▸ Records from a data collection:
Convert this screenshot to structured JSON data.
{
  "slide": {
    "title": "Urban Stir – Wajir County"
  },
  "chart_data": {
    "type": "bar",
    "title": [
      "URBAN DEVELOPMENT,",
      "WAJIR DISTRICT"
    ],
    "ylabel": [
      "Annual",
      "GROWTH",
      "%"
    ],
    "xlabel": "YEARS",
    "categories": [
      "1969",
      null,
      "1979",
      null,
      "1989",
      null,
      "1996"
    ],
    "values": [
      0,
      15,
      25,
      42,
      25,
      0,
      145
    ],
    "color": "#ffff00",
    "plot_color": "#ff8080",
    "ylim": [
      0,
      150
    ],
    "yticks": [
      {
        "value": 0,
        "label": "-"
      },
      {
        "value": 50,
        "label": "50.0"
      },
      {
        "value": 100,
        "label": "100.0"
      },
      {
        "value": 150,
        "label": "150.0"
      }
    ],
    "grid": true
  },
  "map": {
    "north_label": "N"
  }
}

▸ What this task involves: Retype the records in full. Keep every line identical to the original.

▸ Problem solution:
Convert this screenshot to structured JSON data.
{
  "slide": {
    "title": "Urban Stir – Wajir County"
  },
  "chart_data": {
    "type": "bar",
    "title": [
      "URBAN DEVELOPMENT,",
      "WAJIR DISTRICT"
    ],
    "ylabel": [
      "Annual",
      "GROWTH",
      "%"
    ],
    "xlabel": "YEARS",
    "categories": [
      "1969",
      null,
      "1979",
      null,
      "1989",
      null,
      "1996"
    ],
    "values": [
      0,
      15,
      25,
      42,
      25,
      0,
      145
    ],
    "color": "#ffff00",
    "plot_color": "#ff8080",
    "ylim": [
      0,
      150
    ],
    "yticks": [
      {
        "value": 0,
        "label": "-"
      },
      {
        "value": 50,
        "label": "50.0"
      },
      {
        "value": 100,
        "label": "100.0"
      },
      {
        "value": 150,
        "label": "150.0"
      }
    ],
    "grid": true
  },
  "map": {
    "north_label": "N"
  }
}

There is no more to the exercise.